_Exercise_:
Return the listing below unchanged, minus its pictures.

#### Data rows ####

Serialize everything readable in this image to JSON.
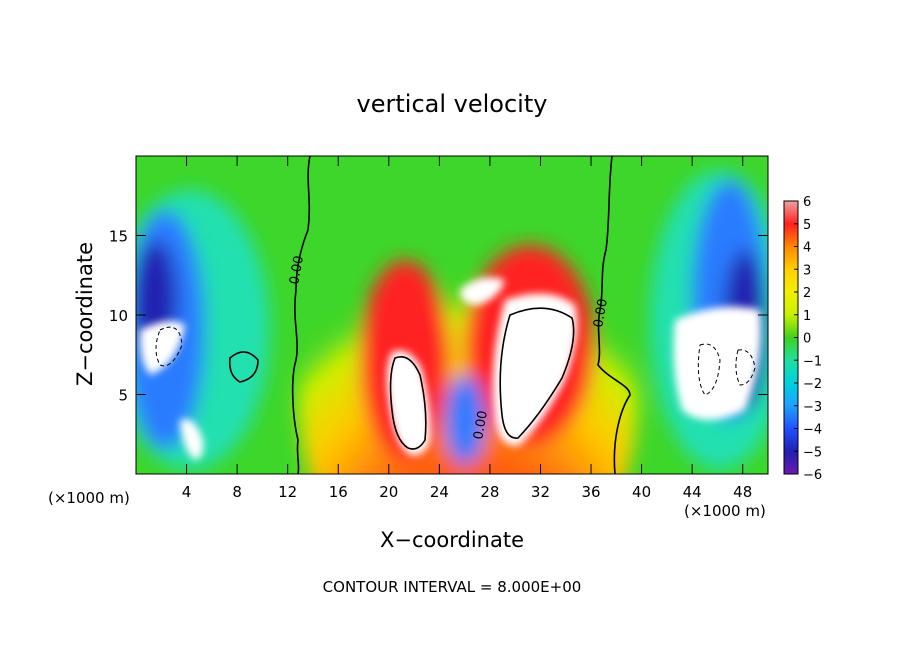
{
  "chart_data": {
    "type": "heatmap",
    "title": "vertical velocity",
    "xlabel": "X−coordinate",
    "ylabel": "Z−coordinate",
    "x_unit_left": "(×1000 m)",
    "x_unit_right": "(×1000 m)",
    "footer": "CONTOUR INTERVAL = 8.000E+00",
    "xlim": [
      0,
      50
    ],
    "ylim": [
      0,
      20
    ],
    "x_ticks": [
      4,
      8,
      12,
      16,
      20,
      24,
      28,
      32,
      36,
      40,
      44,
      48
    ],
    "x_tick_labels": [
      "4",
      "8",
      "12",
      "16",
      "20",
      "24",
      "28",
      "32",
      "36",
      "40",
      "44",
      "48"
    ],
    "y_ticks": [
      5,
      10,
      15
    ],
    "y_tick_labels": [
      "5",
      "10",
      "15"
    ],
    "zero_contour_labels": [
      "0.00",
      "0.00",
      "0.00"
    ],
    "colorbar": {
      "range": [
        -6,
        6
      ],
      "tick_labels": [
        "6",
        "5",
        "4",
        "3",
        "2",
        "1",
        "0",
        "−1",
        "−2",
        "−3",
        "−4",
        "−5",
        "−6"
      ],
      "colors": [
        "#f0a0a0",
        "#ff2020",
        "#ff8800",
        "#ffd000",
        "#f0f000",
        "#c8f000",
        "#40d020",
        "#20e0a0",
        "#00d0e0",
        "#20a0ff",
        "#2050ff",
        "#2020b0",
        "#6a1bb0"
      ]
    },
    "updrafts": [
      {
        "x_center": 21,
        "z_center": 6,
        "note": "strong updraft core (white, > 6)"
      },
      {
        "x_center": 30,
        "z_center": 7.5,
        "note": "strong updraft core (white, > 6)"
      },
      {
        "x_center": 22,
        "z_center": 12,
        "note": "broad positive region (red)"
      }
    ],
    "downdrafts": [
      {
        "x_center": 3,
        "z_center": 8,
        "note": "downdraft region (blue)"
      },
      {
        "x_center": 46,
        "z_center": 8,
        "note": "downdraft region (blue)"
      }
    ]
  }
}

####

_Task answer_:
Serialize everything readable in this image to JSON.
{
  "chart_data": {
    "type": "heatmap",
    "title": "vertical velocity",
    "xlabel": "X−coordinate",
    "ylabel": "Z−coordinate",
    "x_unit_left": "(×1000 m)",
    "x_unit_right": "(×1000 m)",
    "footer": "CONTOUR INTERVAL = 8.000E+00",
    "xlim": [
      0,
      50
    ],
    "ylim": [
      0,
      20
    ],
    "x_ticks": [
      4,
      8,
      12,
      16,
      20,
      24,
      28,
      32,
      36,
      40,
      44,
      48
    ],
    "x_tick_labels": [
      "4",
      "8",
      "12",
      "16",
      "20",
      "24",
      "28",
      "32",
      "36",
      "40",
      "44",
      "48"
    ],
    "y_ticks": [
      5,
      10,
      15
    ],
    "y_tick_labels": [
      "5",
      "10",
      "15"
    ],
    "zero_contour_labels": [
      "0.00",
      "0.00",
      "0.00"
    ],
    "colorbar": {
      "range": [
        -6,
        6
      ],
      "tick_labels": [
        "6",
        "5",
        "4",
        "3",
        "2",
        "1",
        "0",
        "−1",
        "−2",
        "−3",
        "−4",
        "−5",
        "−6"
      ],
      "colors": [
        "#f0a0a0",
        "#ff2020",
        "#ff8800",
        "#ffd000",
        "#f0f000",
        "#c8f000",
        "#40d020",
        "#20e0a0",
        "#00d0e0",
        "#20a0ff",
        "#2050ff",
        "#2020b0",
        "#6a1bb0"
      ]
    },
    "updrafts": [
      {
        "x_center": 21,
        "z_center": 6,
        "note": "strong updraft core (white, > 6)"
      },
      {
        "x_center": 30,
        "z_center": 7.5,
        "note": "strong updraft core (white, > 6)"
      },
      {
        "x_center": 22,
        "z_center": 12,
        "note": "broad positive region (red)"
      }
    ],
    "downdrafts": [
      {
        "x_center": 3,
        "z_center": 8,
        "note": "downdraft region (blue)"
      },
      {
        "x_center": 46,
        "z_center": 8,
        "note": "downdraft region (blue)"
      }
    ]
  }
}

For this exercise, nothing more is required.